[Document transcript data]
..............................
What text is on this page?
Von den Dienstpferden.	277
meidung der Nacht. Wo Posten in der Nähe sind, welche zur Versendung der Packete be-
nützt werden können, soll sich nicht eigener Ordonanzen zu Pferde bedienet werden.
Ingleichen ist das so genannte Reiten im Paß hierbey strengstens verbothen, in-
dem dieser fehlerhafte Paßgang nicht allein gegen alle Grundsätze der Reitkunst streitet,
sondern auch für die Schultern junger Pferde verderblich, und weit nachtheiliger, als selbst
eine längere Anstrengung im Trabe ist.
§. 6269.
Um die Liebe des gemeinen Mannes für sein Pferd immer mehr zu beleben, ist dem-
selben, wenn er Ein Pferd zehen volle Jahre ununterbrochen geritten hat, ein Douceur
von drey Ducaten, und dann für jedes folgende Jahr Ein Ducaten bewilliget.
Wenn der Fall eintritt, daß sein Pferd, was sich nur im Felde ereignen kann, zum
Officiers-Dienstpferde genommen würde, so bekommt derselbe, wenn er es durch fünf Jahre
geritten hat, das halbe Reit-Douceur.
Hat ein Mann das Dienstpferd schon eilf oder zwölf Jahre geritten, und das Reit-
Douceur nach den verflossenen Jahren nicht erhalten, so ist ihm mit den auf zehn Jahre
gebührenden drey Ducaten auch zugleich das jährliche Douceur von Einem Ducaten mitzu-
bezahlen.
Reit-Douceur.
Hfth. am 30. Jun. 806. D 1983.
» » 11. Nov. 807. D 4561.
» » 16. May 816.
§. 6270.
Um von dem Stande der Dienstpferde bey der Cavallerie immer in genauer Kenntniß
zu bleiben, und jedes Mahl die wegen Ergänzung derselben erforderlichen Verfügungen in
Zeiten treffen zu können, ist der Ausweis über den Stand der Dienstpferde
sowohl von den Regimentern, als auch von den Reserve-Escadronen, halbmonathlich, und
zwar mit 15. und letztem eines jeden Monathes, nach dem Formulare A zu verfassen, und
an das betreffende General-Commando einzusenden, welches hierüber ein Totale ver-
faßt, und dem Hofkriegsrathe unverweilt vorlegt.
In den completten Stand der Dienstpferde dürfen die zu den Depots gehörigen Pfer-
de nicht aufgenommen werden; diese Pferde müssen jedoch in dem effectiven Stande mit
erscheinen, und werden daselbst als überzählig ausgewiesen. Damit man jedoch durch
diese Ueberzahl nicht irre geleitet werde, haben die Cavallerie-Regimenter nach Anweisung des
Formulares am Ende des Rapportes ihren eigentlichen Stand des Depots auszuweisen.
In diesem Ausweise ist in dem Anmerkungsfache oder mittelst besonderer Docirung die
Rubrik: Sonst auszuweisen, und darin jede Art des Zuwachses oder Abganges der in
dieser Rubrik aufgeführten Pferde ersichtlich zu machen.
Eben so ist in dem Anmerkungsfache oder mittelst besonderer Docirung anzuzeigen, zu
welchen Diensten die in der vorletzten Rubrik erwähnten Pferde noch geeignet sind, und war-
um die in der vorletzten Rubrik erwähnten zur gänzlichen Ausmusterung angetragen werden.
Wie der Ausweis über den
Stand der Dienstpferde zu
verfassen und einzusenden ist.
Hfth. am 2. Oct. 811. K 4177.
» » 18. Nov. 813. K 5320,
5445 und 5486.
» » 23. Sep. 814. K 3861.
..............................
_What is being asked_
Write all the data out again, exactly.

_Solution for this exercise_
What text is on this page?
Von den Dienstpferden.	277
meidung der Nacht. Wo Posten in der Nähe sind, welche zur Versendung der Packete be-
nützt werden können, soll sich nicht eigener Ordonanzen zu Pferde bedienet werden.
Ingleichen ist das so genannte Reiten im Paß hierbey strengstens verbothen, in-
dem dieser fehlerhafte Paßgang nicht allein gegen alle Grundsätze der Reitkunst streitet,
sondern auch für die Schultern junger Pferde verderblich, und weit nachtheiliger, als selbst
eine längere Anstrengung im Trabe ist.
§. 6269.
Um die Liebe des gemeinen Mannes für sein Pferd immer mehr zu beleben, ist dem-
selben, wenn er Ein Pferd zehen volle Jahre ununterbrochen geritten hat, ein Douceur
von drey Ducaten, und dann für jedes folgende Jahr Ein Ducaten bewilliget.
Wenn der Fall eintritt, daß sein Pferd, was sich nur im Felde ereignen kann, zum
Officiers-Dienstpferde genommen würde, so bekommt derselbe, wenn er es durch fünf Jahre
geritten hat, das halbe Reit-Douceur.
Hat ein Mann das Dienstpferd schon eilf oder zwölf Jahre geritten, und das Reit-
Douceur nach den verflossenen Jahren nicht erhalten, so ist ihm mit den auf zehn Jahre
gebührenden drey Ducaten auch zugleich das jährliche Douceur von Einem Ducaten mitzu-
bezahlen.
Reit-Douceur.
Hfth. am 30. Jun. 806. D 1983.
» » 11. Nov. 807. D 4561.
» » 16. May 816.
§. 6270.
Um von dem Stande der Dienstpferde bey der Cavallerie immer in genauer Kenntniß
zu bleiben, und jedes Mahl die wegen Ergänzung derselben erforderlichen Verfügungen in
Zeiten treffen zu können, ist der Ausweis über den Stand der Dienstpferde
sowohl von den Regimentern, als auch von den Reserve-Escadronen, halbmonathlich, und
zwar mit 15. und letztem eines jeden Monathes, nach dem Formulare A zu verfassen, und
an das betreffende General-Commando einzusenden, welches hierüber ein Totale ver-
faßt, und dem Hofkriegsrathe unverweilt vorlegt.
In den completten Stand der Dienstpferde dürfen die zu den Depots gehörigen Pfer-
de nicht aufgenommen werden; diese Pferde müssen jedoch in dem effectiven Stande mit
erscheinen, und werden daselbst als überzählig ausgewiesen. Damit man jedoch durch
diese Ueberzahl nicht irre geleitet werde, haben die Cavallerie-Regimenter nach Anweisung des
Formulares am Ende des Rapportes ihren eigentlichen Stand des Depots auszuweisen.
In diesem Ausweise ist in dem Anmerkungsfache oder mittelst besonderer Docirung die
Rubrik: Sonst auszuweisen, und darin jede Art des Zuwachses oder Abganges der in
dieser Rubrik aufgeführten Pferde ersichtlich zu machen.
Eben so ist in dem Anmerkungsfache oder mittelst besonderer Docirung anzuzeigen, zu
welchen Diensten die in der vorletzten Rubrik erwähnten Pferde noch geeignet sind, und war-
um die in der vorletzten Rubrik erwähnten zur gänzlichen Ausmusterung angetragen werden.
Wie der Ausweis über den
Stand der Dienstpferde zu
verfassen und einzusenden ist.
Hfth. am 2. Oct. 811. K 4177.
» » 18. Nov. 813. K 5320,
5445 und 5486.
» » 23. Sep. 814. K 3861.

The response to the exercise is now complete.